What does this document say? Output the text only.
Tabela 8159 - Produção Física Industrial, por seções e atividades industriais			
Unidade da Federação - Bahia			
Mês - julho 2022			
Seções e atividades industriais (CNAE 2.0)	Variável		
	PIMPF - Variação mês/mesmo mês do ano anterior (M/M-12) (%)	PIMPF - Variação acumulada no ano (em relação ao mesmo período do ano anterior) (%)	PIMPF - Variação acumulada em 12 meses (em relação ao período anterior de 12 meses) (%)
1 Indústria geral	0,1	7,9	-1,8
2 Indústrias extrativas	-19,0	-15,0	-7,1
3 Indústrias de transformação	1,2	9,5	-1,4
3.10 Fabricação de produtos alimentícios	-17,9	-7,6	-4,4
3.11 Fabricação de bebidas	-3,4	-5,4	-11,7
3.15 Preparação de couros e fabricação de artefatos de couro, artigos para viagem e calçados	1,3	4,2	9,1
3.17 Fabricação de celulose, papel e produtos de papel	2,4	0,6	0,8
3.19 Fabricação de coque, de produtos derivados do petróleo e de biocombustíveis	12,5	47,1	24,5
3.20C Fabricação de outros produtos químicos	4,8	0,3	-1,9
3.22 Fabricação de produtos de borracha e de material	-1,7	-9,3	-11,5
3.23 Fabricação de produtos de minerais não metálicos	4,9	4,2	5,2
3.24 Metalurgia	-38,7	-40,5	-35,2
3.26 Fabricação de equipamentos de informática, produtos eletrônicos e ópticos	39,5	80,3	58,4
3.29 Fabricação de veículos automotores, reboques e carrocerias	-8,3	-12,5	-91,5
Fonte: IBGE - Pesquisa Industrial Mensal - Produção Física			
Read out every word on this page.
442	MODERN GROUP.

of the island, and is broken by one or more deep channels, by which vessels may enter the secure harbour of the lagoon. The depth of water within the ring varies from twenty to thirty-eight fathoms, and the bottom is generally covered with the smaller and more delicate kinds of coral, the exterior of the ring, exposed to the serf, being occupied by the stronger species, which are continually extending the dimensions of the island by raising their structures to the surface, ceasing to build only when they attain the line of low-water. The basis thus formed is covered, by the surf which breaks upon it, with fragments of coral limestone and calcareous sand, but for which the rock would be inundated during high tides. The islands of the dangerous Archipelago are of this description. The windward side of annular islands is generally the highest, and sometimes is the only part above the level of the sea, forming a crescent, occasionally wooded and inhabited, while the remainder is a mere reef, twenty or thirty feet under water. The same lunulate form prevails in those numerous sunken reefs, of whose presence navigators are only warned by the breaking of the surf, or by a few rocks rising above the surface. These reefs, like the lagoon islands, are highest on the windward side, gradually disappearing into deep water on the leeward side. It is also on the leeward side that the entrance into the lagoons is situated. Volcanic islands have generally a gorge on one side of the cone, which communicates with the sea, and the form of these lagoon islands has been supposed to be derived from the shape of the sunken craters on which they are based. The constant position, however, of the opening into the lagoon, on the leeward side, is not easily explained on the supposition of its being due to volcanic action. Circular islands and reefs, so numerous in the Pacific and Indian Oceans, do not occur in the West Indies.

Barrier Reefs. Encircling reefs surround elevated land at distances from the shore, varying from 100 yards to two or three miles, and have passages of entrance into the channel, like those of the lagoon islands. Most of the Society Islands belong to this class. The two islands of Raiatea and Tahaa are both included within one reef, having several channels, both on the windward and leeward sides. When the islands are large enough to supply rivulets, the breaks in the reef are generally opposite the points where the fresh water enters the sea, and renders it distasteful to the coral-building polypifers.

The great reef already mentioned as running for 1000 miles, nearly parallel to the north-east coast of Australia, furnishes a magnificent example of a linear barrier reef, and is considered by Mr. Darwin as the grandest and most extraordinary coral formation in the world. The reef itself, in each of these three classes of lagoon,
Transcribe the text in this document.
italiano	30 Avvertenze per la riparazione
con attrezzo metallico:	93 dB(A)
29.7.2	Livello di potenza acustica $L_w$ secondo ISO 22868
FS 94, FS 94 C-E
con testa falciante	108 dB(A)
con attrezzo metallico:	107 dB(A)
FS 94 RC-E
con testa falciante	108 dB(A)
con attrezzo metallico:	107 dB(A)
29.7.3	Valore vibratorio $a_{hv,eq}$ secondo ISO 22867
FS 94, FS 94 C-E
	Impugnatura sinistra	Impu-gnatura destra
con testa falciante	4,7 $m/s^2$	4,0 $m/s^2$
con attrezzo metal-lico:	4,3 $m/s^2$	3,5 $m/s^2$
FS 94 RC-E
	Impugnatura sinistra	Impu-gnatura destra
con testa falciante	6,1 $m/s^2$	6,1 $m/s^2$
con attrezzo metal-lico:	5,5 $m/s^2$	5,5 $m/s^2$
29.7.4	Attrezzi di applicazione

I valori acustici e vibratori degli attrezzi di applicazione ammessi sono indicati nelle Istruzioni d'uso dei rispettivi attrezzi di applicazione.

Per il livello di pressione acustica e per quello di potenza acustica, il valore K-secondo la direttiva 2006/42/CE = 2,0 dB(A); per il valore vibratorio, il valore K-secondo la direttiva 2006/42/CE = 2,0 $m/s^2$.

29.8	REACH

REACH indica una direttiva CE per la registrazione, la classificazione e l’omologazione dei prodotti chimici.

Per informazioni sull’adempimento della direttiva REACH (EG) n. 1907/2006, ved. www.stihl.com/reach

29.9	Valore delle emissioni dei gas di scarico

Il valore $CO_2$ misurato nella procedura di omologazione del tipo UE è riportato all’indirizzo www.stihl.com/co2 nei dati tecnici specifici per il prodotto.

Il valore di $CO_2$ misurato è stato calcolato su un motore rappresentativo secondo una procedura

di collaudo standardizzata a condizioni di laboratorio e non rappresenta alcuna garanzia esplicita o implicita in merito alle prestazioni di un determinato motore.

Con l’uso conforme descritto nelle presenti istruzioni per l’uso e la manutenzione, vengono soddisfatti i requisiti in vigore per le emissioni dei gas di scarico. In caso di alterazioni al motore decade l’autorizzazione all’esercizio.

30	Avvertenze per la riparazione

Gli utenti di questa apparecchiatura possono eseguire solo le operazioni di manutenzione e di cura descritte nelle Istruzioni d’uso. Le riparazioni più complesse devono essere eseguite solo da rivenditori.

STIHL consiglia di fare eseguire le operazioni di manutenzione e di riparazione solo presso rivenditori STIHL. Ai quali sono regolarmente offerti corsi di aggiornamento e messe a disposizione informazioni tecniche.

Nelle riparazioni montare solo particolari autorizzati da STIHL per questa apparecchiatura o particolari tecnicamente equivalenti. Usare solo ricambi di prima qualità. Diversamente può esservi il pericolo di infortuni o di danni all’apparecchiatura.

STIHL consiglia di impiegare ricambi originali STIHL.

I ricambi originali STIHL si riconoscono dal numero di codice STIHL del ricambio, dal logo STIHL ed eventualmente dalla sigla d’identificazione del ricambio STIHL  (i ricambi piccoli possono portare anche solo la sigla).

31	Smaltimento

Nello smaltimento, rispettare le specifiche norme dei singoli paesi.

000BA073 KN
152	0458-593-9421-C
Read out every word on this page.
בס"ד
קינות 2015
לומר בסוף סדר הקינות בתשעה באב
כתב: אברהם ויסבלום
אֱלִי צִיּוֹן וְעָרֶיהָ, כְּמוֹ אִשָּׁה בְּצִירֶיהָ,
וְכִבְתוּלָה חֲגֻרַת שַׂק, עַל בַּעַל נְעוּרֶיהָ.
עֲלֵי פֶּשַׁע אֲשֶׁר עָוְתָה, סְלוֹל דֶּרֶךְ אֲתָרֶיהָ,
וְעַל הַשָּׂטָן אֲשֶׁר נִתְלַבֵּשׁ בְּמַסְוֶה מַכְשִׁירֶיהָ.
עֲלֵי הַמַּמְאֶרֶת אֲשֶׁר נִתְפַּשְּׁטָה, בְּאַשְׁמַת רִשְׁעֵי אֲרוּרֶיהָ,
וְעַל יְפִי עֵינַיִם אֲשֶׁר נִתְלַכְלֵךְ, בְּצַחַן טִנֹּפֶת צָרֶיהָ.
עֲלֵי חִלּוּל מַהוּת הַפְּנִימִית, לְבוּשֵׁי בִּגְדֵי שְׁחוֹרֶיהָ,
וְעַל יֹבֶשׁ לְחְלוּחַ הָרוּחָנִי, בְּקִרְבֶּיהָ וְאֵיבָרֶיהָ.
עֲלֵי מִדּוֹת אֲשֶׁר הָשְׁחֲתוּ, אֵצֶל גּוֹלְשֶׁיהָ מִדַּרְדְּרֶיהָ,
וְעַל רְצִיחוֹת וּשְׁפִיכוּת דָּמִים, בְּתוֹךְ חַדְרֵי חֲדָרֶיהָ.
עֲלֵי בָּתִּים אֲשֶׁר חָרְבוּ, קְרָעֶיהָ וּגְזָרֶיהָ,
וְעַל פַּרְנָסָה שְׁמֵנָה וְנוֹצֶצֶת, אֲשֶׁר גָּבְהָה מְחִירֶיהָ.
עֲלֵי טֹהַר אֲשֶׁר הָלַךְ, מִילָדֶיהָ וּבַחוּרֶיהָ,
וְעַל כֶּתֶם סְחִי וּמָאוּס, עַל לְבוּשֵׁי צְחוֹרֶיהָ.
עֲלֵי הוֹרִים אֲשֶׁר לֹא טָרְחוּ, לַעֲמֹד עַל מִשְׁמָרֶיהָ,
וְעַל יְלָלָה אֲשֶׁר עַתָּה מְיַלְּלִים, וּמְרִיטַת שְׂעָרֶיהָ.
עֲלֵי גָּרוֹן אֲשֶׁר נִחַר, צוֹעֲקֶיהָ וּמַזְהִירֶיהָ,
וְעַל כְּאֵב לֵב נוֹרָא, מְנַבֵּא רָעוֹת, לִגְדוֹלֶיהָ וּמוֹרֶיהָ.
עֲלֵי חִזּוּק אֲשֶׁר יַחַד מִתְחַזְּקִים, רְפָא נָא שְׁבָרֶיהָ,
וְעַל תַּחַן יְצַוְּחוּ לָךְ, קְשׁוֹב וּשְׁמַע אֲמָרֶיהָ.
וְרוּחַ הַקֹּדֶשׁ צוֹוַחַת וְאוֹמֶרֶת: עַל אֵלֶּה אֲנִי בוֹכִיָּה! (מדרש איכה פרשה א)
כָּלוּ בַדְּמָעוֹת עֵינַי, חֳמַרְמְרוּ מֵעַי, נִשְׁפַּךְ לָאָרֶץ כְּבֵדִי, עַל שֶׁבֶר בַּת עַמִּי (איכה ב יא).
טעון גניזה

__What you have to do__
Return each line of the data that contains the string "emissioni".

__Solved exercise__
29.9	Valore delle emissioni dei gas di scarico
Con l’uso conforme descritto nelle presenti istruzioni per l’uso e la manutenzione, vengono soddisfatti i requisiti in vigore per le emissioni dei gas di scarico. In caso di alterazioni al motore decade l’autorizzazione all’esercizio.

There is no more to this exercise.